| GIVEN PASSAGE |
## start
Ddev: mkcert error on Travis upon creating the web container

Created on 24 Sep 2019  路  39Comments  路  Source: drud/ddev

Describe the bug
In Travis CI environment, in a not steadily reproducible way, we face with the following error:

Failed to start schuler-scholar: web container failed: log=, err=container exited, please use 'ddev logs -s web to find out why it failed`

After adding ddev logs to the CI script, that's the output of that:

+ sudo chown -R 2000:2000 /mnt/ddev-global-cache/ /home/travis/.ssh /home/travis/.drush /home/travis/.gitconfig /home/travis/.my.cnf

+ '[' -d /mnt/ddev_config/homeadditions ']'

+ cp -r /mnt/ddev_config/homeadditions/. /home/travis/

+ mkcert -install

ERROR: failed to save CA key: open /mnt/ddev-global-cache/mkcert/rootCA-key.pem: permission denied

To Reproduce
Steps to reproduce the behavior:
On a Travis-based environment, start a DDEV instance with Solr aside, skipping the configuration for mkcert there.

Expected behavior
ddev web container should start.

Screenshots
image

Version and configuration information (please complete the following information):

  • Host computer OS and Version:
Build language: php
Build group: stable
Build dist: trusty
Build id: 128908179
Job id: 238529129
Runtime kernel version: 4.4.0-101-generic
travis-build version: 24382795bc479c6eb9a0651f15dd00c2dca32750
Build image provisioning date and time
Tue Dec  5 19:58:13 UTC 2017
Operating System Details
Distributor ID: Ubuntu
Description:    Ubuntu 14.04.5 LTS
Release:    14.04
Codename:   trusty
  • Docker version information (use docker version) and insert it here.
docker-ce_18.06.3~ce~3-0~ubuntu_amd64.deb
  • ddev version information (use ddev version)
v1.11.0
  • config.yaml contents for the misbehaving project
APIVersion: v1.11.0
name: foobar-foobar
type: drupal8
docroot: web
php_version: "7.3"
webserver_type: nginx-fpm
router_http_port: "8081"
router_https_port: "8043"
## end
| DATASET CONTENT |
## start
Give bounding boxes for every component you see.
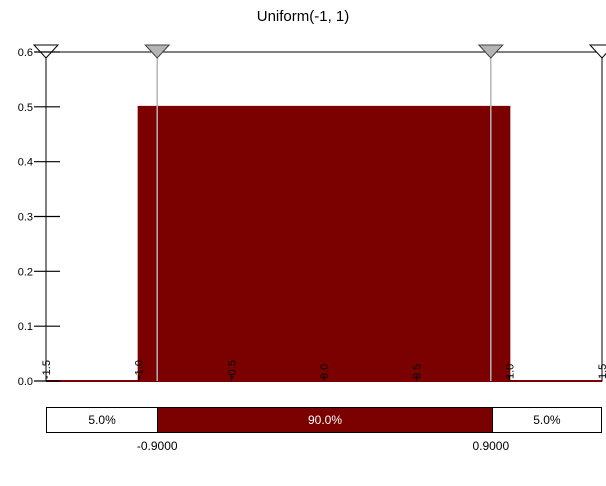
## end
| EXERCISES |
1 > Answer these questions from the issue report.
(a) Which ddev version is reported?
(b) What PHP version is set in the project's configuration?
(c) Which Ubuntu release description does the build environment show?
2 > Quote everything in the issue report from "ERROR: failed to" down to "for mkcert there.".
Rely on the issue report alone.

| ANSWERS IN ORDER |
1 >
(a) v1.11.0
(b) 7.3
(c) Ubuntu 14.04.5 LTS

2 >
ERROR: failed to save CA key: open /mnt/ddev-global-cache/mkcert/rootCA-key.pem: permission denied

To Reproduce
Steps to reproduce the behavior:
On a Travis-based environment, start a DDEV instance with Solr aside, skipping the configuration for mkcert there.